A further problem is the process selection. In a typical extrusion foam process, the polymer is melted, a defined amount of blowing agent is added and mixed with the polymer. The injected gas diffuses in the polymer matrix at a high rate because of the convective diffusion induced in the extrusion barrel at an elevated temperature. When exiting the die, the polymer/blowing agent solution is subjected to decompression. This causes a drop in the solubility of blowing agent in the polymer, which results in bubble formation or foaming. The gaseous phase may be generated by separation of a dissolved gas, vaporization of a volatile liquid, or release of gas from a chemical reaction. Regardless of the type of blowing agent, the expansion process comprises three major steps: nucleation, bubble growth, and stabilization. Nucleation or formation of expandable bubbles begins within the polymer melt that has been supersaturated with the blowing agent. Once a bubble reaches a critical size, it continues to grow as the blowing agent rapidly diffuses into it. This growth will continue until the bubble stabilizes or ruptures.

EXCERPTED RECORDS
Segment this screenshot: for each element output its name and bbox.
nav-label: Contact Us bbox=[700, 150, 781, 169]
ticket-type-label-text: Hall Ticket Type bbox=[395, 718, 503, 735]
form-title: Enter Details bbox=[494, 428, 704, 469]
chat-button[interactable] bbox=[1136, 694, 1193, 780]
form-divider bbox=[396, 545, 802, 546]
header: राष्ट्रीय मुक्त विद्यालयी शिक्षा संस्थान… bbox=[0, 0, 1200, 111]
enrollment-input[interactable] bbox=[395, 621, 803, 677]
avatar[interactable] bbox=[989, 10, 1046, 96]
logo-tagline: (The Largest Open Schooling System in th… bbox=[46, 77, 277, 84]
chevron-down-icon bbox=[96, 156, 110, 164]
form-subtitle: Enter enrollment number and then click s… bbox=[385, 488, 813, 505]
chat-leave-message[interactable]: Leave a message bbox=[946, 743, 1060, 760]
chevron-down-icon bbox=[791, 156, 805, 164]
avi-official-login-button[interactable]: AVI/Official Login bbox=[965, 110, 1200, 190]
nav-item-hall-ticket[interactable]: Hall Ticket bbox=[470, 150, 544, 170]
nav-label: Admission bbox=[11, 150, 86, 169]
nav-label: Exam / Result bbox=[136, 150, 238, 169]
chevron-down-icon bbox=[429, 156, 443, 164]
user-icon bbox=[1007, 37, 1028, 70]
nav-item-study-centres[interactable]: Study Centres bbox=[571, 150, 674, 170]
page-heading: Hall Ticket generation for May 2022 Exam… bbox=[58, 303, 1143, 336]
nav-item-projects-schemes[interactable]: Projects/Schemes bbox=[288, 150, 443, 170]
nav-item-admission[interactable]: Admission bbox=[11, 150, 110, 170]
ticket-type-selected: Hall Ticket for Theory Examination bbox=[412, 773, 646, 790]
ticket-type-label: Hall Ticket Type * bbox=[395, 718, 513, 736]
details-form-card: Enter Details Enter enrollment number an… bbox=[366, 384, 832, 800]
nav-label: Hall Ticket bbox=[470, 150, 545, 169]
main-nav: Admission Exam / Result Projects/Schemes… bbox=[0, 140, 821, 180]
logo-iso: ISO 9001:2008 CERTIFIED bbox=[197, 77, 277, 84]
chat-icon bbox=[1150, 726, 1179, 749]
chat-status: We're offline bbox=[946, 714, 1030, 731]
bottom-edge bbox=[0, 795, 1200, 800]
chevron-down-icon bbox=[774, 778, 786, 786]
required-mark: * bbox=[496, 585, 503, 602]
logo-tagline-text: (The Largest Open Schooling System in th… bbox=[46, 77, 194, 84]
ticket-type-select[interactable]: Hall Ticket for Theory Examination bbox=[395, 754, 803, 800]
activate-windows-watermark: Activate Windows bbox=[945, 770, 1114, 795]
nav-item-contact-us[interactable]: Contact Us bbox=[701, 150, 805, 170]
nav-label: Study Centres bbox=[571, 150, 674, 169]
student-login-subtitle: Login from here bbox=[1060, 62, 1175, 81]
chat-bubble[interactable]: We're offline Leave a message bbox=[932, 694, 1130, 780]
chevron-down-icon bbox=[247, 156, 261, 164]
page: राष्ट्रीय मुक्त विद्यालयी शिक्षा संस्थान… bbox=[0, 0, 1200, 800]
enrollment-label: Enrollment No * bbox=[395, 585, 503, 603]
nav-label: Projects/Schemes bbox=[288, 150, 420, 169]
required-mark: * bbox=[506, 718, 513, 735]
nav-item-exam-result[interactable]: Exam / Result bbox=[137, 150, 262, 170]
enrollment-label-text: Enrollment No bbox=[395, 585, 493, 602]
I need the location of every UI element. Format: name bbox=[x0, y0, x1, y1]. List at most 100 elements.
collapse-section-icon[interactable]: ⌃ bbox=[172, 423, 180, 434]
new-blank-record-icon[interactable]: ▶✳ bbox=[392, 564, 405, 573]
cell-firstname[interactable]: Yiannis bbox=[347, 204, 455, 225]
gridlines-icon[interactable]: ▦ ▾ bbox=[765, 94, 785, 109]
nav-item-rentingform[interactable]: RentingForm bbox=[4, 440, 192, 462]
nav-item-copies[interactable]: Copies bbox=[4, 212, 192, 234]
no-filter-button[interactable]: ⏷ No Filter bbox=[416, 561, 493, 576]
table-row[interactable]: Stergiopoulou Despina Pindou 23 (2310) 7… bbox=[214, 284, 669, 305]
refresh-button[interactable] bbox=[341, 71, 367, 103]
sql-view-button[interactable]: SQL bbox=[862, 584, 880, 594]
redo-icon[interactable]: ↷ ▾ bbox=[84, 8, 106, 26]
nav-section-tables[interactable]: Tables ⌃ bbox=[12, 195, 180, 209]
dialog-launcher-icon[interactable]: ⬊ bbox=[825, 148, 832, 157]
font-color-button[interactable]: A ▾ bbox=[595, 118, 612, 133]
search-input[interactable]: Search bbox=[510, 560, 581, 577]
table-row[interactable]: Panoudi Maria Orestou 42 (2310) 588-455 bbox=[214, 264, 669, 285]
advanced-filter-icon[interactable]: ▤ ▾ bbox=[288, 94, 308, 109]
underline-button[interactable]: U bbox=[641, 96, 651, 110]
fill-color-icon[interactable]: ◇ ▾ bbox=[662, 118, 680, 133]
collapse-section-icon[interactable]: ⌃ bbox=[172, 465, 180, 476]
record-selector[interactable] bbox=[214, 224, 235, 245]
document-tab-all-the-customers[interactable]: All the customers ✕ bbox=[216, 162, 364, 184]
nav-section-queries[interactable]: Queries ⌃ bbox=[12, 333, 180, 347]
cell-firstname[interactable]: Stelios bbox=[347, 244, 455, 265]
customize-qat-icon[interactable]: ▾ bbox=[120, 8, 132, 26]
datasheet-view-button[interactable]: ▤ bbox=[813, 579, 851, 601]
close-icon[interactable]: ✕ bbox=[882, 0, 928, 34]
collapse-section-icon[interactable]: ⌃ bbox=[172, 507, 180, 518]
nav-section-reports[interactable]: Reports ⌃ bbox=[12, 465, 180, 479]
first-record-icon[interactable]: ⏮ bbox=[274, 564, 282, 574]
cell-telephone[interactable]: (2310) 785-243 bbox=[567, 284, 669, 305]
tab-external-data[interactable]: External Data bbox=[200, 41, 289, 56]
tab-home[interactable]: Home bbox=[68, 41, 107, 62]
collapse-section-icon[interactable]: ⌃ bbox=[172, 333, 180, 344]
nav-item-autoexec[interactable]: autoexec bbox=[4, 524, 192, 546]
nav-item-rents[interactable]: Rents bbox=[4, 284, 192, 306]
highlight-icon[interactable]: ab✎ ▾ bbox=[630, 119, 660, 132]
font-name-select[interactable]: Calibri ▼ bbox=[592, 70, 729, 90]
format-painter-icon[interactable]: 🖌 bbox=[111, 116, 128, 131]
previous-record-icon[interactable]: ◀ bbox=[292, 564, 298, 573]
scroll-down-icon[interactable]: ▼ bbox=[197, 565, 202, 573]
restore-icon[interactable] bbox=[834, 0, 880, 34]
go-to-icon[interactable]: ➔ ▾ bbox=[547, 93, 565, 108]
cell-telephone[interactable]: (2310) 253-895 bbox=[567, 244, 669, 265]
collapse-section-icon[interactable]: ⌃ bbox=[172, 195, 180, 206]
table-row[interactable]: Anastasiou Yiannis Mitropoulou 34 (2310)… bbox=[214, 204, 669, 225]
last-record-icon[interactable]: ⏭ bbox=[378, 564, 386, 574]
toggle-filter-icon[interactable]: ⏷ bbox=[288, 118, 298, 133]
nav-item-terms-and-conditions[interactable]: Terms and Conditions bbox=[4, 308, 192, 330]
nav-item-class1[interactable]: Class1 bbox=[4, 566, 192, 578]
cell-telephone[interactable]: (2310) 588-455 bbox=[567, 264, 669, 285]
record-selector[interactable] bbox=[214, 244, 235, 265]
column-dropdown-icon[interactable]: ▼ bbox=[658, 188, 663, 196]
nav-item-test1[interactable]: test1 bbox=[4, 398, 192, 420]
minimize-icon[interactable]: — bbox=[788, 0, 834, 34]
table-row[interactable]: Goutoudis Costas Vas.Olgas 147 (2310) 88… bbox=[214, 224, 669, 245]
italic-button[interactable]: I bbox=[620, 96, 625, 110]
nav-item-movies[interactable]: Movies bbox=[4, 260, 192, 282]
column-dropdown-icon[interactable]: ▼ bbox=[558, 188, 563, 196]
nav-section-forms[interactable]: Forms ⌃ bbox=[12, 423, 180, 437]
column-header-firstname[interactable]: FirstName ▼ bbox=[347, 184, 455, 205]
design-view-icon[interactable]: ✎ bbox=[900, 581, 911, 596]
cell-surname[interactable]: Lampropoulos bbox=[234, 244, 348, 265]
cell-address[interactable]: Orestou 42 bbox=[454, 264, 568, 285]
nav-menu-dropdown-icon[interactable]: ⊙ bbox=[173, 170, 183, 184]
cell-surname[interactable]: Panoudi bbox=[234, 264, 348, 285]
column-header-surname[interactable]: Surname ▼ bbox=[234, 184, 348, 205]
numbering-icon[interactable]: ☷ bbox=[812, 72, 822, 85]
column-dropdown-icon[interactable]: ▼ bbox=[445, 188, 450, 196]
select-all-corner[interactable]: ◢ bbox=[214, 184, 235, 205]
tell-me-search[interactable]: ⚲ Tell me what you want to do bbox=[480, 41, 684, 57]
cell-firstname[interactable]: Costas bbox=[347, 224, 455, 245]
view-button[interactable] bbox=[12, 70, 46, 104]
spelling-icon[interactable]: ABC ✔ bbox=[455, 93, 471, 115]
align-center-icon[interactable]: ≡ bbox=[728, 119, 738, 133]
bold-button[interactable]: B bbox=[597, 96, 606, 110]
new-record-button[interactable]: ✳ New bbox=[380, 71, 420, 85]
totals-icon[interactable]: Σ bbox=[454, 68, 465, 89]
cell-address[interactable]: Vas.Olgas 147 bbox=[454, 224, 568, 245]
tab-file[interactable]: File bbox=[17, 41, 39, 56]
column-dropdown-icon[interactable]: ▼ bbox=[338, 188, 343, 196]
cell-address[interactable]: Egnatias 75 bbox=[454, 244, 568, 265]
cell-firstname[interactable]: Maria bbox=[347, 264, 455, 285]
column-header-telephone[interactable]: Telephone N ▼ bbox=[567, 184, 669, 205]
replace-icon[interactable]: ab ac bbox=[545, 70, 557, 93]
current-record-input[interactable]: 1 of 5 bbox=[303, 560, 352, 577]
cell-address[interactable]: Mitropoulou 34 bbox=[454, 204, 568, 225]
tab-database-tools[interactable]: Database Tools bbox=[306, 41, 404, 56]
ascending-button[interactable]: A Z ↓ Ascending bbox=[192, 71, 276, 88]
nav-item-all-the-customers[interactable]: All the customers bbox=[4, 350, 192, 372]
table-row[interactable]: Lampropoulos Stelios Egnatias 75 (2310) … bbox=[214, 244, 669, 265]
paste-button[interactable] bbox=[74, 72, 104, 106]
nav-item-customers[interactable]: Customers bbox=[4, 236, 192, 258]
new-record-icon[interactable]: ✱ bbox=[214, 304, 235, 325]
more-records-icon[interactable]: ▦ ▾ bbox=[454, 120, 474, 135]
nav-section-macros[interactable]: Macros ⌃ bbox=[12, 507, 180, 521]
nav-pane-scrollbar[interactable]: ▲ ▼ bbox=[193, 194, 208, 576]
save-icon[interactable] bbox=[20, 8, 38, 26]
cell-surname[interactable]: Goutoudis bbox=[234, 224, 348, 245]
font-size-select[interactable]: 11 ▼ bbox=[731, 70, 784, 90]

PARTS OF THE EXERCISE
- a) In the extrusion foam passage, what are the major steps of the expansion process?
- b) According to the extrusion foam passage, why does the injected gas diffuse in the polymer matrix at a high rate?
- c) Summarize the extrusion foam passage in two sentences.
The data have no role in this exercise.

IN RESPONSE
- a) Nucleation, bubble growth, and stabilization.

- b) Convective diffusion is induced in the extrusion barrel at an elevated temperature.

- c) In extrusion foaming, the polymer is melted and mixed with a blowing agent, and decompression at the die lowers the agent's solubility, which produces bubbles. The expansion then proceeds through nucleation in the supersaturated melt, bubble growth as the agent diffuses into bubbles of critical size, and stabilization or rupture.